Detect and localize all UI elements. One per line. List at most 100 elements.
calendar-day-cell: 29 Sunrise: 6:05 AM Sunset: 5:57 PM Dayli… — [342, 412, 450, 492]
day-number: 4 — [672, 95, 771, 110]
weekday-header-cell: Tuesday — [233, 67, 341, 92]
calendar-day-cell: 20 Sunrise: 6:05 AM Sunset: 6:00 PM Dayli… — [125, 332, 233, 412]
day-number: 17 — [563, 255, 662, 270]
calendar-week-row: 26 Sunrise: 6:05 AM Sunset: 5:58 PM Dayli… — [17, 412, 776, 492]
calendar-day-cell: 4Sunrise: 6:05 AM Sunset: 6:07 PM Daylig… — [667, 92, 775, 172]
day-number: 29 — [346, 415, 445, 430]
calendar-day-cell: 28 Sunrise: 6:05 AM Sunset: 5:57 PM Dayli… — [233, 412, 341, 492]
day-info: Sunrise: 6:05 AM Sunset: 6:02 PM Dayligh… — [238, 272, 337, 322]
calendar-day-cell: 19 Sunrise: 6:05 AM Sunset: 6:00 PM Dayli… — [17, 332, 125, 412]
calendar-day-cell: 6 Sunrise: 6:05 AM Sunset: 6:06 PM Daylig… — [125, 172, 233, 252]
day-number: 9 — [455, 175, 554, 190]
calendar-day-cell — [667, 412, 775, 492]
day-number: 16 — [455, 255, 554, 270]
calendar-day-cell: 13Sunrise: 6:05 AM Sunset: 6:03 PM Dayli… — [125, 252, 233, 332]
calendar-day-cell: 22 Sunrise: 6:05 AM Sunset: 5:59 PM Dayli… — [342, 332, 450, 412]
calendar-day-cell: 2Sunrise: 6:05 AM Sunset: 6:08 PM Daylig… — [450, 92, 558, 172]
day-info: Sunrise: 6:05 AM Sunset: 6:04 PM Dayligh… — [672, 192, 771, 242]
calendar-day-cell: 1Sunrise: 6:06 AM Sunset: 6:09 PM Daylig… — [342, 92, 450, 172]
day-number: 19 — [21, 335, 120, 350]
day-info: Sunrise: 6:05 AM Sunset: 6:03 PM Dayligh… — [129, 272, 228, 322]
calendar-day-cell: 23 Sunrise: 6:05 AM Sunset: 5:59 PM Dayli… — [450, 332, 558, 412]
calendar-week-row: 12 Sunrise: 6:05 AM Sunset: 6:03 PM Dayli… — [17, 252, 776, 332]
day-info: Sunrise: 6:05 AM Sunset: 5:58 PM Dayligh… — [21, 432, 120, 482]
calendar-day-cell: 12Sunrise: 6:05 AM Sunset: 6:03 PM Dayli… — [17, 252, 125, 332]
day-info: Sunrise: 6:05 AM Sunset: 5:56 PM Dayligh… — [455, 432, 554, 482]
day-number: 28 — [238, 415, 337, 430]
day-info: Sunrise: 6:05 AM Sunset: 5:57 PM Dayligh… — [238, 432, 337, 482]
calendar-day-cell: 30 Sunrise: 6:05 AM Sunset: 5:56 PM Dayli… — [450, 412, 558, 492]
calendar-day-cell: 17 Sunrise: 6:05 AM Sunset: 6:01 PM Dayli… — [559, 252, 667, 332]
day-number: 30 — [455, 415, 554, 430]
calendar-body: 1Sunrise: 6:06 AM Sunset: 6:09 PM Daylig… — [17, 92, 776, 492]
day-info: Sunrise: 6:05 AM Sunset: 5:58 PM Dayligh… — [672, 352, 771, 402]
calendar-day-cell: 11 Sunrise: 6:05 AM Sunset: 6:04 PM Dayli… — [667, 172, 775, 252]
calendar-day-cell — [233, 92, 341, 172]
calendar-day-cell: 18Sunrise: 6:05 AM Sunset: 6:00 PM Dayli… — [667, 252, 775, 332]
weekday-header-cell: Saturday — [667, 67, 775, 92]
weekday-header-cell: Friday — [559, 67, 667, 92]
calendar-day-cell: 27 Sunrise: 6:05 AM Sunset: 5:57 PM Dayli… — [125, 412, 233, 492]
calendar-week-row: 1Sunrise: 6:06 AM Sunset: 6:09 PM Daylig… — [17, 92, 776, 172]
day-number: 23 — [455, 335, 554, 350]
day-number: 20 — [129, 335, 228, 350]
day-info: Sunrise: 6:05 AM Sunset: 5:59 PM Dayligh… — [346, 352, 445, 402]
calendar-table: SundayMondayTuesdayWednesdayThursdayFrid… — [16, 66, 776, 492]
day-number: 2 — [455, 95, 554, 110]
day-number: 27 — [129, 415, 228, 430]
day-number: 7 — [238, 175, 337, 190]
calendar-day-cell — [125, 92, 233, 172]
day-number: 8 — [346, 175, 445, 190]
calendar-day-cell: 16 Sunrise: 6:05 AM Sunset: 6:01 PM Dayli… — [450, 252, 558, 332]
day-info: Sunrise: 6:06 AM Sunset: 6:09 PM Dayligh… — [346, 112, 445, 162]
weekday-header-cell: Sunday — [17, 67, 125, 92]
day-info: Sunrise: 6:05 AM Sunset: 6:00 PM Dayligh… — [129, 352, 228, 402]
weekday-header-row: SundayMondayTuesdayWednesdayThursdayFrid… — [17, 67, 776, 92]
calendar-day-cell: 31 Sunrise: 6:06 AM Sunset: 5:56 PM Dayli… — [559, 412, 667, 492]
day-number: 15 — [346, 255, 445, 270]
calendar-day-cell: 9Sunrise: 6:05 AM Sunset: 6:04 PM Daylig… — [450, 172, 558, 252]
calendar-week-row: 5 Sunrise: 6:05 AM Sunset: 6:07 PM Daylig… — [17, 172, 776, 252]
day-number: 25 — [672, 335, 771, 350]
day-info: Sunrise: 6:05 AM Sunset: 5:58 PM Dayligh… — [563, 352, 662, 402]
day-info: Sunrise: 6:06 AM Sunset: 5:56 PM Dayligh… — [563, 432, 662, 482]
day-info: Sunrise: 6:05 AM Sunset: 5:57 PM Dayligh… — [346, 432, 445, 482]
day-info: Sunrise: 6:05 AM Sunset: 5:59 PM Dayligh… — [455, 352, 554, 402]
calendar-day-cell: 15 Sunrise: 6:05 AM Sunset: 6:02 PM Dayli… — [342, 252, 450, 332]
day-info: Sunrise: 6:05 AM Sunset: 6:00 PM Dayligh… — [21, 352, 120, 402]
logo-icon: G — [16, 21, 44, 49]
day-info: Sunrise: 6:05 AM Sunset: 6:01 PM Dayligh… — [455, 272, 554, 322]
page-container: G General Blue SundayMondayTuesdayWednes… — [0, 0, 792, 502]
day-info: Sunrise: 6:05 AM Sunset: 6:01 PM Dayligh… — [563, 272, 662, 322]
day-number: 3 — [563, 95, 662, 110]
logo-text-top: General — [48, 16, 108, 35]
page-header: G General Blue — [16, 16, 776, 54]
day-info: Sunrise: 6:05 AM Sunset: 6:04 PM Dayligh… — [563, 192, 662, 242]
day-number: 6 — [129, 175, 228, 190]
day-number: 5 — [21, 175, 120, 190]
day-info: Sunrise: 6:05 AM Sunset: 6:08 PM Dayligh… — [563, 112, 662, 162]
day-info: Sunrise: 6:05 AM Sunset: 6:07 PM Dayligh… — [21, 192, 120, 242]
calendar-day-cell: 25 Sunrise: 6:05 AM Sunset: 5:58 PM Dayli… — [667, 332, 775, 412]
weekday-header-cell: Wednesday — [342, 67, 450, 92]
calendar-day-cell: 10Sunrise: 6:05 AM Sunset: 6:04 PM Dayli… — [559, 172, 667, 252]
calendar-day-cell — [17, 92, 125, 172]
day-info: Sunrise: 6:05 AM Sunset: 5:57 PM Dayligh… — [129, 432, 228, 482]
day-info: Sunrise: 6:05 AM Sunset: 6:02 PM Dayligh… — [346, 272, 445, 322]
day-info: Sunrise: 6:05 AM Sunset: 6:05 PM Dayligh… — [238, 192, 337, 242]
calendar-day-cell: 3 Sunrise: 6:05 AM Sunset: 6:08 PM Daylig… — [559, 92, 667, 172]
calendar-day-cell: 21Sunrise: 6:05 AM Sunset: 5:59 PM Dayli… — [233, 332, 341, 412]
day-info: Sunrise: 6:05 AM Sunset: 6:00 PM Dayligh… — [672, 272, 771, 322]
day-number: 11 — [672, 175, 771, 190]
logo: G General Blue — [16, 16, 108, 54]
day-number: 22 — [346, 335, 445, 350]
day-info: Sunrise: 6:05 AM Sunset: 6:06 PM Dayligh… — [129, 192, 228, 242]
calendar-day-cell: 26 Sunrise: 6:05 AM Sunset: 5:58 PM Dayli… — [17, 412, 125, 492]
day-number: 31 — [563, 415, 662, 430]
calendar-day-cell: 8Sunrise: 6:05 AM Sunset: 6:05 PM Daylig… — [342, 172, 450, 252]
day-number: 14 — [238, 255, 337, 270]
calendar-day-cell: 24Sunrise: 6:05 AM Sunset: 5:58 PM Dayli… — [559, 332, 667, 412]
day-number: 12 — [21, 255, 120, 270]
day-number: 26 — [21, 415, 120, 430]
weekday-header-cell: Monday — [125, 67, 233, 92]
===
Work required
Copy the stretch of items from the very start through the line containing "day-number: 17 — [563, 255, 662, 270]", with that line included.

Solved problem
Detect and localize all UI elements. One per line. List at most 100 elements.
calendar-day-cell: 29 Sunrise: 6:05 AM Sunset: 5:57 PM Dayli… — [342, 412, 450, 492]
day-number: 4 — [672, 95, 771, 110]
weekday-header-cell: Tuesday — [233, 67, 341, 92]
calendar-day-cell: 20 Sunrise: 6:05 AM Sunset: 6:00 PM Dayli… — [125, 332, 233, 412]
day-number: 17 — [563, 255, 662, 270]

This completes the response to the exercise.